Benzer Olaylar Yaşarken
Hayatımızın her bir aşamasında karşılaştığımız durumlara karşı belli tepkiler veririz. Kar yağar, söyleniriz. Yağmur yağar söyleniriz. Yağmaz yine söyleniriz. Duruma göre bazen sevinir, bazen üzülürüz. Sevdiğimiz adam beklentimizi karşılamaz, strese gireriz. İşyerinde mesai arkadaşımız arkamızdan konuşur, insanlara karşı güven kaybı yaşarız... Ve daha birçok olay ve verdiğimiz onca tepki, hissettiğimiz onca duygu arasında, bazen yönümüzü şaşırarak bazen de yolumuzu bularak devam ederiz yaşamaya.

▸ Alıştırma görevleri:
- A) Tepkiler hakkındaki metne göre aşağıdaki soruları yanıtlayın.
(i) Yağmur yağmadığında ne yaparız?
(ii) Sevdiğimiz adam beklentimizi karşılamadığında ne olur?
(iii) İşyerinde mesai arkadaşımız arkamızdan konuştuğunda ne yaşarız?
- B) Lütfen tepkiler hakkındaki metni son cümlesinden itibaren birkaç cümleyle genişletin.

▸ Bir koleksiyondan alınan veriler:
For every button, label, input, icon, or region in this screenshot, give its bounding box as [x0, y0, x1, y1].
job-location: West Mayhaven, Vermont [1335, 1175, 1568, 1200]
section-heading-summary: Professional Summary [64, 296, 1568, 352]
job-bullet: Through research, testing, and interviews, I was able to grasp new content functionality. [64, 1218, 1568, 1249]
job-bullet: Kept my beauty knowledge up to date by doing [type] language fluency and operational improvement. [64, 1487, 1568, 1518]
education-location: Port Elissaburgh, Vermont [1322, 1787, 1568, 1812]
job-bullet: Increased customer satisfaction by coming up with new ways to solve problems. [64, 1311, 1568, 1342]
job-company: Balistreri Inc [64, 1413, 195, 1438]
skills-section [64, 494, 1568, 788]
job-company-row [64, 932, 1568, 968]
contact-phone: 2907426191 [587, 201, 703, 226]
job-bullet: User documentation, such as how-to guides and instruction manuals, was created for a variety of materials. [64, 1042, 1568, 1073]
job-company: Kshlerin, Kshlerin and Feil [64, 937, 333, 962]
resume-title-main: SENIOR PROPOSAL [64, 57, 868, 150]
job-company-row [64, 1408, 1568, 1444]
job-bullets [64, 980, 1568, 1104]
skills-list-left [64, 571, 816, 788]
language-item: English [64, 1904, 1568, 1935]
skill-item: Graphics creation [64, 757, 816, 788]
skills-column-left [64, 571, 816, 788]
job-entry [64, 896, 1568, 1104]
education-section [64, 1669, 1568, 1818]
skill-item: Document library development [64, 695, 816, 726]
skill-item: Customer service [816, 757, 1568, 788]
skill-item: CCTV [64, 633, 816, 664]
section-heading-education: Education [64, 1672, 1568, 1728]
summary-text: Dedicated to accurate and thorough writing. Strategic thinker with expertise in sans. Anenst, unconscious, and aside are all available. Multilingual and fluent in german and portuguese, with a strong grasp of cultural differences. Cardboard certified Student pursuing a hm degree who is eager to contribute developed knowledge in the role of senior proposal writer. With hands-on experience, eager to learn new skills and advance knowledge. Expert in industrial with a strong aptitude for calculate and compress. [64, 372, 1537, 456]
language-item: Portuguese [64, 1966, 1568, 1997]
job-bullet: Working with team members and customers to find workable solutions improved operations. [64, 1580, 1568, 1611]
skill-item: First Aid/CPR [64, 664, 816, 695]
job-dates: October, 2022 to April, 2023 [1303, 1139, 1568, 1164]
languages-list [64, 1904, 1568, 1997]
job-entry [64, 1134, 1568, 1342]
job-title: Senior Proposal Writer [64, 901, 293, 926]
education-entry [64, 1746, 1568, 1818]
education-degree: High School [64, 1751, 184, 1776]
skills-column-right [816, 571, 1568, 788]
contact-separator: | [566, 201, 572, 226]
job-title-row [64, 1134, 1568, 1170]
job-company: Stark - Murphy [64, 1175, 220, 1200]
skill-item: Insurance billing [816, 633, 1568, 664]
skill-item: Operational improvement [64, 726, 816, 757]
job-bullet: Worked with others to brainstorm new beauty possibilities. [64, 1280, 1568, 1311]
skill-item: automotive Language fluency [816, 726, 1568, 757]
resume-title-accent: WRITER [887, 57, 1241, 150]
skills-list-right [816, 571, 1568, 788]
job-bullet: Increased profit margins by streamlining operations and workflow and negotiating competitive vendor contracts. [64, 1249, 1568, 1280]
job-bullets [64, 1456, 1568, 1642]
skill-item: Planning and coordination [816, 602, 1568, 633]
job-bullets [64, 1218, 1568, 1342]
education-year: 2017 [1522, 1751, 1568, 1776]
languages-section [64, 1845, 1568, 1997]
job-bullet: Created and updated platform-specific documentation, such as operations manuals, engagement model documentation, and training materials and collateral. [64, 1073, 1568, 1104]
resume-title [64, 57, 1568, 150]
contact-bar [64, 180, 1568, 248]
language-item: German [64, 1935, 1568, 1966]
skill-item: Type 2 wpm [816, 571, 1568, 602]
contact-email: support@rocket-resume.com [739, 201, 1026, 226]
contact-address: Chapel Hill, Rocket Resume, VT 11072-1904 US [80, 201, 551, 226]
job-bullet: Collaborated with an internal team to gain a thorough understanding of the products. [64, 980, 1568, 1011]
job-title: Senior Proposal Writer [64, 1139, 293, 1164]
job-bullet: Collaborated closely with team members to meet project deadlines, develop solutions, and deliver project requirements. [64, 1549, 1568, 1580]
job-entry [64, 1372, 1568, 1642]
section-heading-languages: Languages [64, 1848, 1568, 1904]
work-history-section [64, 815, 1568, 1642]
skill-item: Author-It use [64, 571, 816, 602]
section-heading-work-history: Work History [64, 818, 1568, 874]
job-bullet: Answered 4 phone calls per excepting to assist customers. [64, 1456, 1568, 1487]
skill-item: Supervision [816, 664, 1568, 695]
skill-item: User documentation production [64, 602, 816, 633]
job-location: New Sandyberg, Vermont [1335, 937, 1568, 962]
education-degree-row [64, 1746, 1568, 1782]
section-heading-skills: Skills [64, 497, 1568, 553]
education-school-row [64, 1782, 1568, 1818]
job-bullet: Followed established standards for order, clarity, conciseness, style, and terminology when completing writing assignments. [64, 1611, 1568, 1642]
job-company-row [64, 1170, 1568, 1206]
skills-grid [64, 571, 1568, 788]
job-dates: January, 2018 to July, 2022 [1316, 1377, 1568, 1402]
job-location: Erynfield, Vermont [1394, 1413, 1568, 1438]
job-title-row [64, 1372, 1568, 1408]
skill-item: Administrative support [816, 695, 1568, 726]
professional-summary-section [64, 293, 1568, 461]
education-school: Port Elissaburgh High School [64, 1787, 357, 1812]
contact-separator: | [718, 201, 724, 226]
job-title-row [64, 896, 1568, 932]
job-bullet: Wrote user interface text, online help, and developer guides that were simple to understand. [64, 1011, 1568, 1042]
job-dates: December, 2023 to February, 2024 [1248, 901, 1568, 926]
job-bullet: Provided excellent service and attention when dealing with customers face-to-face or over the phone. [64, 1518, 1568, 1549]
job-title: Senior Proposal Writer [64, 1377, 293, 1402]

▸ Görev yanıtları:
- A)
(i) Yine söyleniriz.
(ii) Strese gireriz.
(iii) İnsanlara karşı güven kaybı yaşarız.

- B)
Gerçekte yaşadıklarımız aynı veya benzer şeyler olsa da her birimiz için ayrı anlam taşır olaylar. Birinin incindiğine, diğeri kırılır, bir başkası ayağa kalkamaz bir daha... Her birimizin gösterdiği reaksiyon kendine özgüdür. Trafik birisi için stres kaynağı iken, bir diğeri için olmayabilir.
Problem ne olursa olsun, stresin kaynağı ne kadar farklılık gösterirse göstersin, değişmeyen tek şey insanın kendi kaynaklarını kullanarak yaşam olaylarının getirdiği sıkıntıyı nasıl çözebileceği ya da nasıl çözemeyeceğinde gizlidir.
Olaylar karşısında hissettiğimiz kızgınlık ve gerginlik bütün sistemimizi etkisi altına alır. Sinir sisteminden hafızaya kadar bozucu etkisi vardır. Denilebilir ki stresle başa çıkmayı öğrenmek, bedensel olarak yaşayabileceğimiz hastalıkları da bir ölçüde kontrol etmeyi sonuç verir ki bu da azımsanacak bir şey değildir.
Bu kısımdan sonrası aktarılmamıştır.